## Data for this exercise

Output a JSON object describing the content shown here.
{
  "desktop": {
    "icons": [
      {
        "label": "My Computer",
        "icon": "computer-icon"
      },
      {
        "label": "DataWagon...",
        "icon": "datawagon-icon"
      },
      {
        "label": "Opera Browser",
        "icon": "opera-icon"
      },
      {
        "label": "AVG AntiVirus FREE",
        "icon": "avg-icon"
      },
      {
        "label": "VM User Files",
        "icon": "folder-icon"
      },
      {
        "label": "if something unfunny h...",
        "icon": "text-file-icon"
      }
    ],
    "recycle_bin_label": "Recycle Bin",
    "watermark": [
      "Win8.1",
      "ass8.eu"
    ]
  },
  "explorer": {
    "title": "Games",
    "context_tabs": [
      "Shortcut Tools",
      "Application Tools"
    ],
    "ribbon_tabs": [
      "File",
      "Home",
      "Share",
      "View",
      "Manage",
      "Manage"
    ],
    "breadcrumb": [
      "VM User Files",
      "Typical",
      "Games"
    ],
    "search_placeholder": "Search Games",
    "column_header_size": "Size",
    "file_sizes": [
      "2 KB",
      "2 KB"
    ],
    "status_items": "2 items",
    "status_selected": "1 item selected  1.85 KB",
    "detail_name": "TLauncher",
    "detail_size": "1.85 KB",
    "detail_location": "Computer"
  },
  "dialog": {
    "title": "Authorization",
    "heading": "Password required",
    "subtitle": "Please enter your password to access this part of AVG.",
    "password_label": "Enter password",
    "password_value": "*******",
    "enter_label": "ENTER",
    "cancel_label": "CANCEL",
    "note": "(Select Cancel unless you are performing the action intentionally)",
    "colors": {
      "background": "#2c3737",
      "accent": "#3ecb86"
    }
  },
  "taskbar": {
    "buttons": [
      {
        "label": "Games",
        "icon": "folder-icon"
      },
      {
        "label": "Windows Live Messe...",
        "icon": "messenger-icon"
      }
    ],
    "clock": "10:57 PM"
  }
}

## Work item
Everything in the listing above should be printed again exactly.

## Answer to this task
Output a JSON object describing the content shown here.
{
  "desktop": {
    "icons": [
      {
        "label": "My Computer",
        "icon": "computer-icon"
      },
      {
        "label": "DataWagon...",
        "icon": "datawagon-icon"
      },
      {
        "label": "Opera Browser",
        "icon": "opera-icon"
      },
      {
        "label": "AVG AntiVirus FREE",
        "icon": "avg-icon"
      },
      {
        "label": "VM User Files",
        "icon": "folder-icon"
      },
      {
        "label": "if something unfunny h...",
        "icon": "text-file-icon"
      }
    ],
    "recycle_bin_label": "Recycle Bin",
    "watermark": [
      "Win8.1",
      "ass8.eu"
    ]
  },
  "explorer": {
    "title": "Games",
    "context_tabs": [
      "Shortcut Tools",
      "Application Tools"
    ],
    "ribbon_tabs": [
      "File",
      "Home",
      "Share",
      "View",
      "Manage",
      "Manage"
    ],
    "breadcrumb": [
      "VM User Files",
      "Typical",
      "Games"
    ],
    "search_placeholder": "Search Games",
    "column_header_size": "Size",
    "file_sizes": [
      "2 KB",
      "2 KB"
    ],
    "status_items": "2 items",
    "status_selected": "1 item selected  1.85 KB",
    "detail_name": "TLauncher",
    "detail_size": "1.85 KB",
    "detail_location": "Computer"
  },
  "dialog": {
    "title": "Authorization",
    "heading": "Password required",
    "subtitle": "Please enter your password to access this part of AVG.",
    "password_label": "Enter password",
    "password_value": "*******",
    "enter_label": "ENTER",
    "cancel_label": "CANCEL",
    "note": "(Select Cancel unless you are performing the action intentionally)",
    "colors": {
      "background": "#2c3737",
      "accent": "#3ecb86"
    }
  },
  "taskbar": {
    "buttons": [
      {
        "label": "Games",
        "icon": "folder-icon"
      },
      {
        "label": "Windows Live Messe...",
        "icon": "messenger-icon"
      }
    ],
    "clock": "10:57 PM"
  }
}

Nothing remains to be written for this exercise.